◆ Problem a
Please print the rows from the line containing "y-tick-label: 1.704 [32, 355, 57, 367]" through the line containing "y-tick-label: 1.706 [32, 312, 57, 324]", with both of those lines included, reproducing each line verbatim.

◆ Quoted text
The Eurasian Spoonbill at Smir: past, present and future (book article)

By | 30 March 2016

“La migración intercontinental de la espátula (Platalea leucorodia)” is the title of the first monograph on the Eurasian Spoonbill published in Spanish. It was edited by the ‘Limes Platalea project’ of the ‘Sociedad Gaditana de Historia Natural’ and published last autumn in Cadiz, Andalusia. Despite the title, the book included articles about different aspects (migration, wintering and breeding). Here is an excerpt from the synopsis of the book:

“La migración intercontinental de la espátula (Platalea leucorodia)” es la primera monografía sobre la especie editada en castellano, en la que han participado la casi totalidad de grupos de trabajo especializados en la misma en España, sin bien también han intervenido los principales investigadores dedicados a esta ave en los Países Bajos y Marruecos.

We have contributed an article about the Spoonbill colony breeding at Smir wetland, northern Morocco. A PDF of the article is linked below (just text, not as it appeared in the book). And since the original text was written in both Spanish and English, we will publish below the English version. Here is the citation of the article:

El Khamlichi, R. & Amezian, M. 2015.  La colonia de Espátula común (Platalea leucorodia) de Smir, norte de Marruecos: pasado, presente y futuro. pp. 271-276. In: Hortas, F. & Ruiz, J. (Eds.), La migración intercontinental de la espátula (Platalea leucorodia). pp. 271–276. Grupo de Desarrollo Pesquero Cádiz-Estrecho & Sociedad Gaditana de Historia Natural, Cádiz, España.

 

The Eurasian Spoonbill (Platalea leucorodia) colony at Smir, northern Morocco: past, present and future

 

 

The nominate subspecies of the Eurasian Spoonbill (Platalea l. leucorodia) has a very broad but discontinuous breeding range in the Palearctic, from Western Europe, the Persian Gulf, through Central Asia eastwards to East Asia, extending south to India and Sri Lanka in the Oriental region (Matheu et al. 2014).

In Africa, it breeds only at Smir colony in northern Morocco (El Agbani et al. 2002). However, historically this subspecies has bred or attempted to breed at some sites in Northwest Africa, but these attempts have not been successful:

– In Morocco, it attempted to breed at Tahaddart estuary in 1967 (Pineau & Giraud-Audine 1979), and its breeding was suspected at Khnifiss lagoon in May 1985 (Thévenot et al. 2003).

– In Algeria, the species nested at Lake Fetzara where an egg was found in May at the beginning of the 20th century (Heim de Balsac & Mayaud 1962).

– In Tunisia, 80 Spoonbills in full breeding plumage and showing breeding behaviour were found in a Little Egret (Egretta garzetta) colony at Thyna saltpans, Sfax in June 2004 (Smart et al. 2007).

Site localisation and description

The Smir heronry where the Spoonbills also breed is located in a private land on the Mediterranean coast of the Tangier Peninsula between the town of M’diq and former estuary of Oued Smir (now Marina Kabila). It’s situated on dune vegetation which consists mainly of Phoenicean juniper (Juniperus phoenicea), tamarisk (Tamarix sp.), lentisk (Pistacia lentiscus) and dense understory vegetation.

◆ Data shown
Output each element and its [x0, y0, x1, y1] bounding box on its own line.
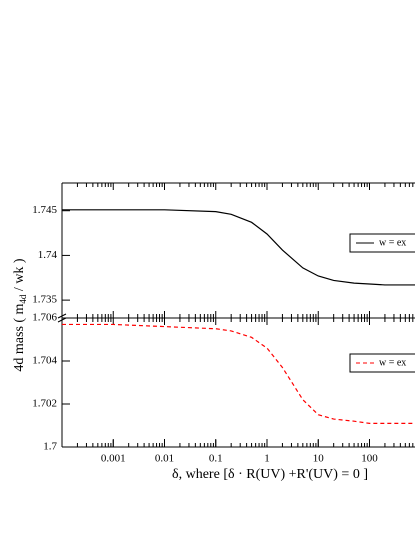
y-tick-label: 1.704 [32, 355, 57, 367]
y-tick-label: 1.702 [32, 398, 57, 410]
legend-box [349, 353, 415, 373]
y-tick-label: 1.7 [43, 441, 57, 453]
y-tick-label: 1.74 [38, 249, 58, 261]
axis-break [57, 313, 67, 323]
x-tick-label: 0.1 [209, 453, 223, 465]
y-tick-label: 1.706 [32, 312, 57, 324]
y-label-part: / wk ) [12, 258, 27, 295]
x-tick-label: 0.01 [155, 453, 174, 465]
y-label-sub: 4d [18, 294, 28, 304]
x-tick-label: 0.001 [101, 453, 126, 465]
x-axis-label: δ, where [δ · R(UV) +R'(UV) = 0 ] [172, 467, 368, 482]
x-tick-label: 1 [264, 453, 270, 465]
legend-box [349, 233, 415, 253]
y-tick-label: 1.735 [32, 294, 57, 306]
y-axis-label: 4d mass ( m4d / wk ) [12, 258, 28, 372]
legend-label: w = ex [379, 237, 406, 248]
legend-label: w = ex [379, 357, 406, 368]
x-tick-label: 10 [313, 453, 325, 465]
data-line [62, 209, 415, 286]
data-line [62, 323, 415, 424]
y-label-part: 4d mass ( m [12, 303, 27, 371]
y-tick-label: 1.745 [32, 204, 57, 216]
x-tick-label: 100 [361, 453, 378, 465]
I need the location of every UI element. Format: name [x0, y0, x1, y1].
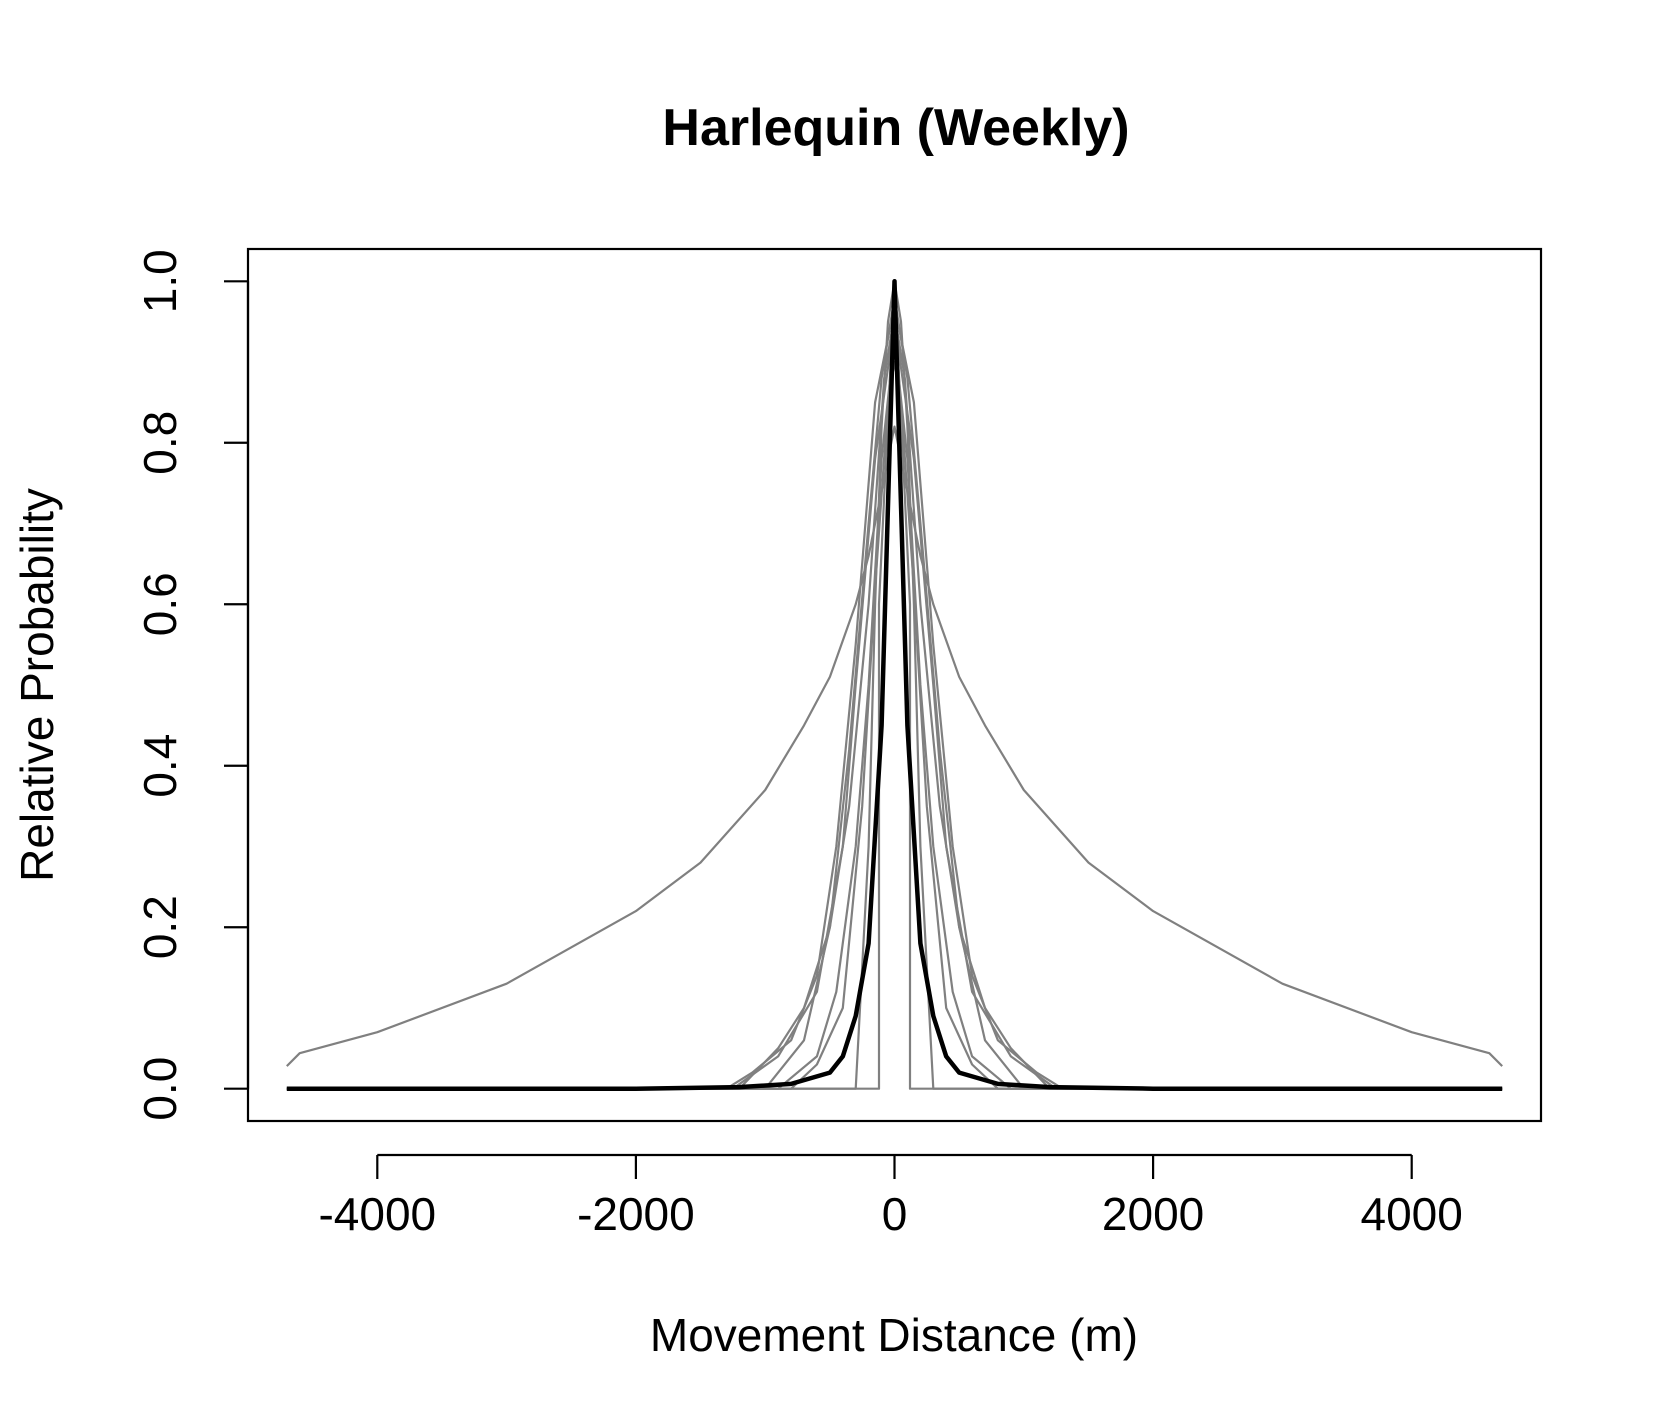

◆ Problem b
In the spoonbill article, take the part that opens with the words containing "By | 30 March" and closes with "Bajos y Marruecos.", and write it out with "autumn" substituted by "fall".

◆ Reply a
y-tick-label: 1.704 [32, 355, 57, 367]
y-tick-label: 1.702 [32, 398, 57, 410]
legend-box [349, 353, 415, 373]
y-tick-label: 1.7 [43, 441, 57, 453]
y-tick-label: 1.74 [38, 249, 58, 261]
axis-break [57, 313, 67, 323]
x-tick-label: 0.1 [209, 453, 223, 465]
y-tick-label: 1.706 [32, 312, 57, 324]

◆ Reply b
By | 30 March 2016

“La migración intercontinental de la espátula (Platalea leucorodia)” is the title of the first monograph on the Eurasian Spoonbill published in Spanish. It was edited by the ‘Limes Platalea project’ of the ‘Sociedad Gaditana de Historia Natural’ and published last fall in Cadiz, Andalusia. Despite the title, the book included articles about different aspects (migration, wintering and breeding). Here is an excerpt from the synopsis of the book:

“La migración intercontinental de la espátula (Platalea leucorodia)” es la primera monografía sobre la especie editada en castellano, en la que han participado la casi totalidad de grupos de trabajo especializados en la misma en España, sin bien también han intervenido los principales investigadores dedicados a esta ave en los Países Bajos y Marruecos.